## WHAT IS EXPECTED
Each entry that follows is to be retyped exactly. Pictures do not belong in the copy.

## SUPPLIED RECORDS
((

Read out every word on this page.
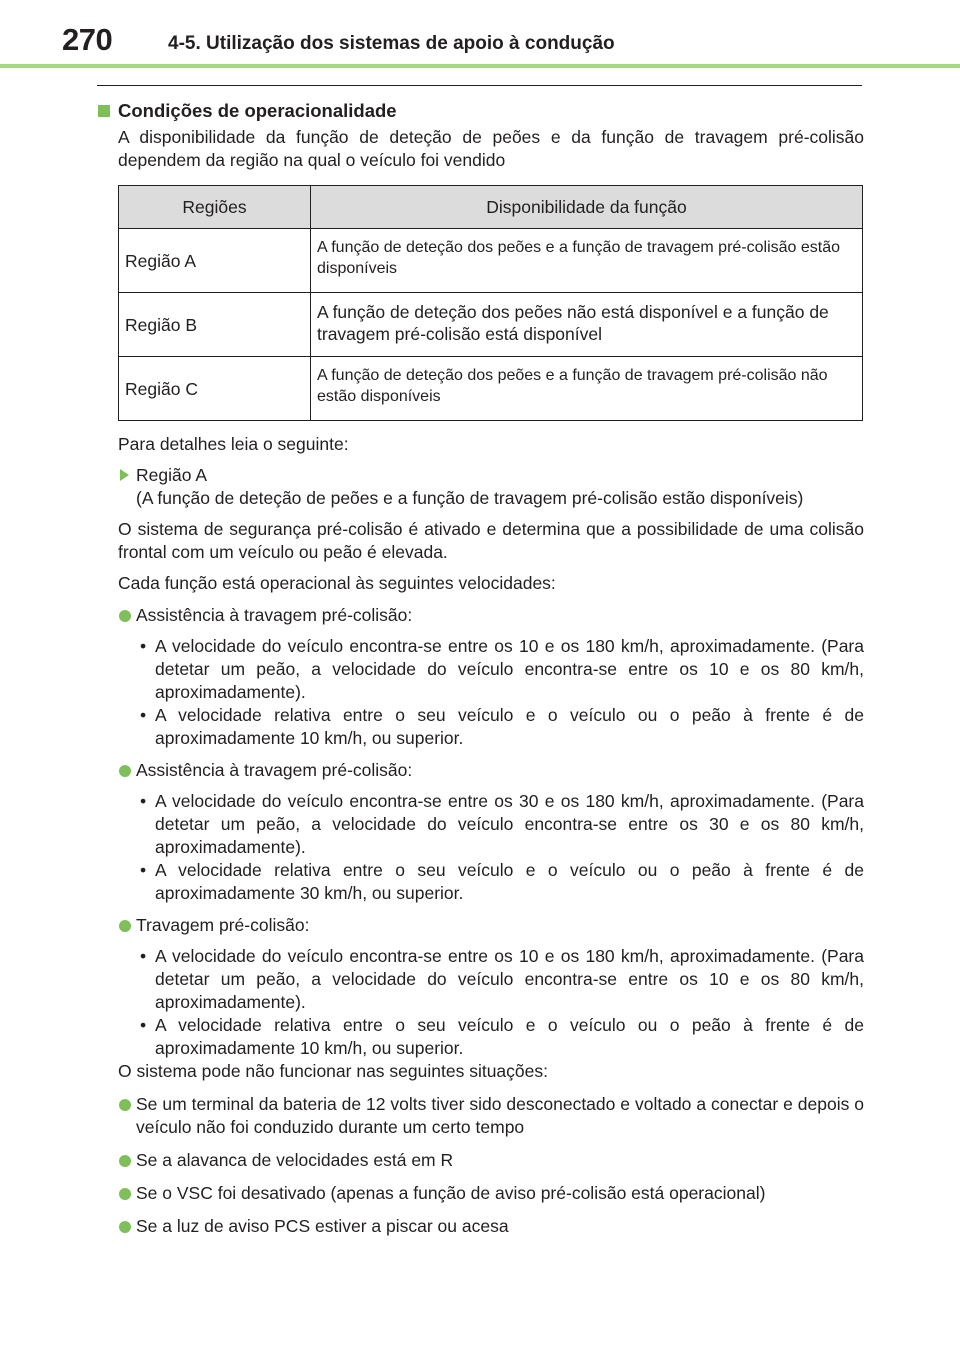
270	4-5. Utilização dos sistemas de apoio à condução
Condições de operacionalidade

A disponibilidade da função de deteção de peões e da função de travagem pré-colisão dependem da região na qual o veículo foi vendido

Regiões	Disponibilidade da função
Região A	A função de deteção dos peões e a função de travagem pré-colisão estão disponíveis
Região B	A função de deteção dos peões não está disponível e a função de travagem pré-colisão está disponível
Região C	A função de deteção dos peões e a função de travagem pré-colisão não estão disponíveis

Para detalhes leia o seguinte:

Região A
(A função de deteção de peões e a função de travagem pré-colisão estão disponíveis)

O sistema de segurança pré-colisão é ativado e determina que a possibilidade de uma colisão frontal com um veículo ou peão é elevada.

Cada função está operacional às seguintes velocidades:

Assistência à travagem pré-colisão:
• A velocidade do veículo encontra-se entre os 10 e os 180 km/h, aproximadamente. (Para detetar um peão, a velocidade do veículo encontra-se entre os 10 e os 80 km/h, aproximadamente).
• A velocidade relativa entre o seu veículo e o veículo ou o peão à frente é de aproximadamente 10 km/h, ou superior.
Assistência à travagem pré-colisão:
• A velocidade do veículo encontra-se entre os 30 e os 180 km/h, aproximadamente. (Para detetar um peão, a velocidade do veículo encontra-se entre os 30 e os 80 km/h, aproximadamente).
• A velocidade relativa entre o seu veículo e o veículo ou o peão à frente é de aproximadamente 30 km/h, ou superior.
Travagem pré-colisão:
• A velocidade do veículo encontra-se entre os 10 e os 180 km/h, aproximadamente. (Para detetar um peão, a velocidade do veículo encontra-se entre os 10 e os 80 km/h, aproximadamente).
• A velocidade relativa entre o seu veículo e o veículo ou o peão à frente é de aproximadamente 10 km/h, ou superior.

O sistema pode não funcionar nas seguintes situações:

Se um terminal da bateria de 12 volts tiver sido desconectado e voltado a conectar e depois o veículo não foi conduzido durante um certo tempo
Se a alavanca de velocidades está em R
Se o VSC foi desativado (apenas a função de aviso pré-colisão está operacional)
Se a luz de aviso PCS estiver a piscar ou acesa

))

## EXPECTED OUTPUT
Read out every word on this page.
270	4-5. Utilização dos sistemas de apoio à condução
Condições de operacionalidade

A disponibilidade da função de deteção de peões e da função de travagem pré-colisão dependem da região na qual o veículo foi vendido

Regiões	Disponibilidade da função
Região A	A função de deteção dos peões e a função de travagem pré-colisão estão disponíveis
Região B	A função de deteção dos peões não está disponível e a função de travagem pré-colisão está disponível
Região C	A função de deteção dos peões e a função de travagem pré-colisão não estão disponíveis

Para detalhes leia o seguinte:

Região A
(A função de deteção de peões e a função de travagem pré-colisão estão disponíveis)

O sistema de segurança pré-colisão é ativado e determina que a possibilidade de uma colisão frontal com um veículo ou peão é elevada.

Cada função está operacional às seguintes velocidades:

Assistência à travagem pré-colisão:
• A velocidade do veículo encontra-se entre os 10 e os 180 km/h, aproximadamente. (Para detetar um peão, a velocidade do veículo encontra-se entre os 10 e os 80 km/h, aproximadamente).
• A velocidade relativa entre o seu veículo e o veículo ou o peão à frente é de aproximadamente 10 km/h, ou superior.
Assistência à travagem pré-colisão:
• A velocidade do veículo encontra-se entre os 30 e os 180 km/h, aproximadamente. (Para detetar um peão, a velocidade do veículo encontra-se entre os 30 e os 80 km/h, aproximadamente).
• A velocidade relativa entre o seu veículo e o veículo ou o peão à frente é de aproximadamente 30 km/h, ou superior.
Travagem pré-colisão:
• A velocidade do veículo encontra-se entre os 10 e os 180 km/h, aproximadamente. (Para detetar um peão, a velocidade do veículo encontra-se entre os 10 e os 80 km/h, aproximadamente).
• A velocidade relativa entre o seu veículo e o veículo ou o peão à frente é de aproximadamente 10 km/h, ou superior.

O sistema pode não funcionar nas seguintes situações:

Se um terminal da bateria de 12 volts tiver sido desconectado e voltado a conectar e depois o veículo não foi conduzido durante um certo tempo
Se a alavanca de velocidades está em R
Se o VSC foi desativado (apenas a função de aviso pré-colisão está operacional)
Se a luz de aviso PCS estiver a piscar ou acesa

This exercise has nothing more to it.